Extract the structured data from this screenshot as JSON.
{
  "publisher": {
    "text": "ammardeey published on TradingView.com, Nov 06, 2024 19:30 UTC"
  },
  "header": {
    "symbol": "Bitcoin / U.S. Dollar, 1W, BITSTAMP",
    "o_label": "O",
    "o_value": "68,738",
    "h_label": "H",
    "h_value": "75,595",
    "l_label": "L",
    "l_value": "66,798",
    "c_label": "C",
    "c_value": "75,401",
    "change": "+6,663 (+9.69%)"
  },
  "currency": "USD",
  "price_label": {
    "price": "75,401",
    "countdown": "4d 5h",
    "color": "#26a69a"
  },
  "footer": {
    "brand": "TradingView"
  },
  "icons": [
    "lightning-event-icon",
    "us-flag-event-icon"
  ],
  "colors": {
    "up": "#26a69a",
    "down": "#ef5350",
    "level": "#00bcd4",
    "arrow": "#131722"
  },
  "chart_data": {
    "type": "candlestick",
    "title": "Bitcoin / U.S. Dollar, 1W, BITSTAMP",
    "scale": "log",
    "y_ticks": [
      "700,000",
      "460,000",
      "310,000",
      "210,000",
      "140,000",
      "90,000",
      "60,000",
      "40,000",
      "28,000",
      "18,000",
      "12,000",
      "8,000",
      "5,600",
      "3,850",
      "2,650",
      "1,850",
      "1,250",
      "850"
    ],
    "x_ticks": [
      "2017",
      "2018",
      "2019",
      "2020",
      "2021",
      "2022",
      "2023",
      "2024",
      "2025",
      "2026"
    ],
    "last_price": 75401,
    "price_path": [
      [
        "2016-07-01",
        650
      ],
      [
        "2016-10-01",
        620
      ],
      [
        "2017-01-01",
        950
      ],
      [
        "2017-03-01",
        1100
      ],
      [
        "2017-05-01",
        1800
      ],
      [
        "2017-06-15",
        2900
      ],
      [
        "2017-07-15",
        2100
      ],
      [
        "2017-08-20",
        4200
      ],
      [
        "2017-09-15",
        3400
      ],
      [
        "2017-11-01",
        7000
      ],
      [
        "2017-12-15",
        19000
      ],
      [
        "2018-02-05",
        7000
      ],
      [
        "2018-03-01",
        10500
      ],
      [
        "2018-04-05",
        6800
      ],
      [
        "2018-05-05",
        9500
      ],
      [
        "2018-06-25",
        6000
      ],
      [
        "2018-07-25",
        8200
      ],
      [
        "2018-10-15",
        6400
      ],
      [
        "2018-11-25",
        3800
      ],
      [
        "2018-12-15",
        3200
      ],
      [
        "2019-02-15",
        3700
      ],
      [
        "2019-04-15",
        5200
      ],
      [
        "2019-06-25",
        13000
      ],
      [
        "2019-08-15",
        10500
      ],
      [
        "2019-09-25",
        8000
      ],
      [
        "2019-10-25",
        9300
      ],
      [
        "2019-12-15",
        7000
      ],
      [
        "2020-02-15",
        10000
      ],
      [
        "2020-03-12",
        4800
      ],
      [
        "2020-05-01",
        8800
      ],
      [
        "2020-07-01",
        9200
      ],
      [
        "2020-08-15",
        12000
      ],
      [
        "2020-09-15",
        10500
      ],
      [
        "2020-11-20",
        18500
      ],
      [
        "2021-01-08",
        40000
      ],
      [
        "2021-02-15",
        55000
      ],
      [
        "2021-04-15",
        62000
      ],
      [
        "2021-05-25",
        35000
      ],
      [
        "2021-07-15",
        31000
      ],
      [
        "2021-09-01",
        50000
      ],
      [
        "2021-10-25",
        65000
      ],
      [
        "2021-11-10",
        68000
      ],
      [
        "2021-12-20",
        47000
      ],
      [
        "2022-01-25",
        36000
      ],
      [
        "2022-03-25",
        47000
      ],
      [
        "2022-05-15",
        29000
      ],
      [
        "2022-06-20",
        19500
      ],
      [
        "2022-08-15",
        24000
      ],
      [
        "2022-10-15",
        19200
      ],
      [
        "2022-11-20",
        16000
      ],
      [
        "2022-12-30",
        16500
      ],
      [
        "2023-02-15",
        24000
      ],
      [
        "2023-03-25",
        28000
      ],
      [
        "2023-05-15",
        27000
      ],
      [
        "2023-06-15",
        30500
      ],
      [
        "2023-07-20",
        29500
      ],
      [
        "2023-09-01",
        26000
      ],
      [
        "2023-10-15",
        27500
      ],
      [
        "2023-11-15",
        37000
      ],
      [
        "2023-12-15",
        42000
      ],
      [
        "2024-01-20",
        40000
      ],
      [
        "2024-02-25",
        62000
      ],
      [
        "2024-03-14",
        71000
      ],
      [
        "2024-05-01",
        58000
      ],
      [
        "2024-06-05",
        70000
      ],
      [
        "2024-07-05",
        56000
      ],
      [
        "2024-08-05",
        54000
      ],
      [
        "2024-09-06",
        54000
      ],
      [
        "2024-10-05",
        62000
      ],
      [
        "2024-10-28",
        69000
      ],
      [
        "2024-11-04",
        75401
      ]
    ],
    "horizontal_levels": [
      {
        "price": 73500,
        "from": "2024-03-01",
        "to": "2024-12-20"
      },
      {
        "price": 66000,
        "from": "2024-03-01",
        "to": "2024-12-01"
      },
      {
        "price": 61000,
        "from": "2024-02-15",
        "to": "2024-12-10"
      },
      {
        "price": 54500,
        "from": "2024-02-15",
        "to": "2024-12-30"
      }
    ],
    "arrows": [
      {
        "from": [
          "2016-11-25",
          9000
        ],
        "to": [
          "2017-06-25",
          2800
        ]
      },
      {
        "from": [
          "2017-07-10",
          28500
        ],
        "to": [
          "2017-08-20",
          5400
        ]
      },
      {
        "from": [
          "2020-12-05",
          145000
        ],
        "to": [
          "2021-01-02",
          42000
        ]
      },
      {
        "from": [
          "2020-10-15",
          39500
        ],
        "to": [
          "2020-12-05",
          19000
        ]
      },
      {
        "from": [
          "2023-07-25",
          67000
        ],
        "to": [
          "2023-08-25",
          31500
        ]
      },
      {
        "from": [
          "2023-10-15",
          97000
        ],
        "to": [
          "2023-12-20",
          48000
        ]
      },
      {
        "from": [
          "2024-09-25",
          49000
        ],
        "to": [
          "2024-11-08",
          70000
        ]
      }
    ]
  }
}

__________________________________________________

# Objective:
Please output the complete data exactly.

# The answer:
Extract the structured data from this screenshot as JSON.
{
  "publisher": {
    "text": "ammardeey published on TradingView.com, Nov 06, 2024 19:30 UTC"
  },
  "header": {
    "symbol": "Bitcoin / U.S. Dollar, 1W, BITSTAMP",
    "o_label": "O",
    "o_value": "68,738",
    "h_label": "H",
    "h_value": "75,595",
    "l_label": "L",
    "l_value": "66,798",
    "c_label": "C",
    "c_value": "75,401",
    "change": "+6,663 (+9.69%)"
  },
  "currency": "USD",
  "price_label": {
    "price": "75,401",
    "countdown": "4d 5h",
    "color": "#26a69a"
  },
  "footer": {
    "brand": "TradingView"
  },
  "icons": [
    "lightning-event-icon",
    "us-flag-event-icon"
  ],
  "colors": {
    "up": "#26a69a",
    "down": "#ef5350",
    "level": "#00bcd4",
    "arrow": "#131722"
  },
  "chart_data": {
    "type": "candlestick",
    "title": "Bitcoin / U.S. Dollar, 1W, BITSTAMP",
    "scale": "log",
    "y_ticks": [
      "700,000",
      "460,000",
      "310,000",
      "210,000",
      "140,000",
      "90,000",
      "60,000",
      "40,000",
      "28,000",
      "18,000",
      "12,000",
      "8,000",
      "5,600",
      "3,850",
      "2,650",
      "1,850",
      "1,250",
      "850"
    ],
    "x_ticks": [
      "2017",
      "2018",
      "2019",
      "2020",
      "2021",
      "2022",
      "2023",
      "2024",
      "2025",
      "2026"
    ],
    "last_price": 75401,
    "price_path": [
      [
        "2016-07-01",
        650
      ],
      [
        "2016-10-01",
        620
      ],
      [
        "2017-01-01",
        950
      ],
      [
        "2017-03-01",
        1100
      ],
      [
        "2017-05-01",
        1800
      ],
      [
        "2017-06-15",
        2900
      ],
      [
        "2017-07-15",
        2100
      ],
      [
        "2017-08-20",
        4200
      ],
      [
        "2017-09-15",
        3400
      ],
      [
        "2017-11-01",
        7000
      ],
      [
        "2017-12-15",
        19000
      ],
      [
        "2018-02-05",
        7000
      ],
      [
        "2018-03-01",
        10500
      ],
      [
        "2018-04-05",
        6800
      ],
      [
        "2018-05-05",
        9500
      ],
      [
        "2018-06-25",
        6000
      ],
      [
        "2018-07-25",
        8200
      ],
      [
        "2018-10-15",
        6400
      ],
      [
        "2018-11-25",
        3800
      ],
      [
        "2018-12-15",
        3200
      ],
      [
        "2019-02-15",
        3700
      ],
      [
        "2019-04-15",
        5200
      ],
      [
        "2019-06-25",
        13000
      ],
      [
        "2019-08-15",
        10500
      ],
      [
        "2019-09-25",
        8000
      ],
      [
        "2019-10-25",
        9300
      ],
      [
        "2019-12-15",
        7000
      ],
      [
        "2020-02-15",
        10000
      ],
      [
        "2020-03-12",
        4800
      ],
      [
        "2020-05-01",
        8800
      ],
      [
        "2020-07-01",
        9200
      ],
      [
        "2020-08-15",
        12000
      ],
      [
        "2020-09-15",
        10500
      ],
      [
        "2020-11-20",
        18500
      ],
      [
        "2021-01-08",
        40000
      ],
      [
        "2021-02-15",
        55000
      ],
      [
        "2021-04-15",
        62000
      ],
      [
        "2021-05-25",
        35000
      ],
      [
        "2021-07-15",
        31000
      ],
      [
        "2021-09-01",
        50000
      ],
      [
        "2021-10-25",
        65000
      ],
      [
        "2021-11-10",
        68000
      ],
      [
        "2021-12-20",
        47000
      ],
      [
        "2022-01-25",
        36000
      ],
      [
        "2022-03-25",
        47000
      ],
      [
        "2022-05-15",
        29000
      ],
      [
        "2022-06-20",
        19500
      ],
      [
        "2022-08-15",
        24000
      ],
      [
        "2022-10-15",
        19200
      ],
      [
        "2022-11-20",
        16000
      ],
      [
        "2022-12-30",
        16500
      ],
      [
        "2023-02-15",
        24000
      ],
      [
        "2023-03-25",
        28000
      ],
      [
        "2023-05-15",
        27000
      ],
      [
        "2023-06-15",
        30500
      ],
      [
        "2023-07-20",
        29500
      ],
      [
        "2023-09-01",
        26000
      ],
      [
        "2023-10-15",
        27500
      ],
      [
        "2023-11-15",
        37000
      ],
      [
        "2023-12-15",
        42000
      ],
      [
        "2024-01-20",
        40000
      ],
      [
        "2024-02-25",
        62000
      ],
      [
        "2024-03-14",
        71000
      ],
      [
        "2024-05-01",
        58000
      ],
      [
        "2024-06-05",
        70000
      ],
      [
        "2024-07-05",
        56000
      ],
      [
        "2024-08-05",
        54000
      ],
      [
        "2024-09-06",
        54000
      ],
      [
        "2024-10-05",
        62000
      ],
      [
        "2024-10-28",
        69000
      ],
      [
        "2024-11-04",
        75401
      ]
    ],
    "horizontal_levels": [
      {
        "price": 73500,
        "from": "2024-03-01",
        "to": "2024-12-20"
      },
      {
        "price": 66000,
        "from": "2024-03-01",
        "to": "2024-12-01"
      },
      {
        "price": 61000,
        "from": "2024-02-15",
        "to": "2024-12-10"
      },
      {
        "price": 54500,
        "from": "2024-02-15",
        "to": "2024-12-30"
      }
    ],
    "arrows": [
      {
        "from": [
          "2016-11-25",
          9000
        ],
        "to": [
          "2017-06-25",
          2800
        ]
      },
      {
        "from": [
          "2017-07-10",
          28500
        ],
        "to": [
          "2017-08-20",
          5400
        ]
      },
      {
        "from": [
          "2020-12-05",
          145000
        ],
        "to": [
          "2021-01-02",
          42000
        ]
      },
      {
        "from": [
          "2020-10-15",
          39500
        ],
        "to": [
          "2020-12-05",
          19000
        ]
      },
      {
        "from": [
          "2023-07-25",
          67000
        ],
        "to": [
          "2023-08-25",
          31500
        ]
      },
      {
        "from": [
          "2023-10-15",
          97000
        ],
        "to": [
          "2023-12-20",
          48000
        ]
      },
      {
        "from": [
          "2024-09-25",
          49000
        ],
        "to": [
          "2024-11-08",
          70000
        ]
      }
    ]
  }
}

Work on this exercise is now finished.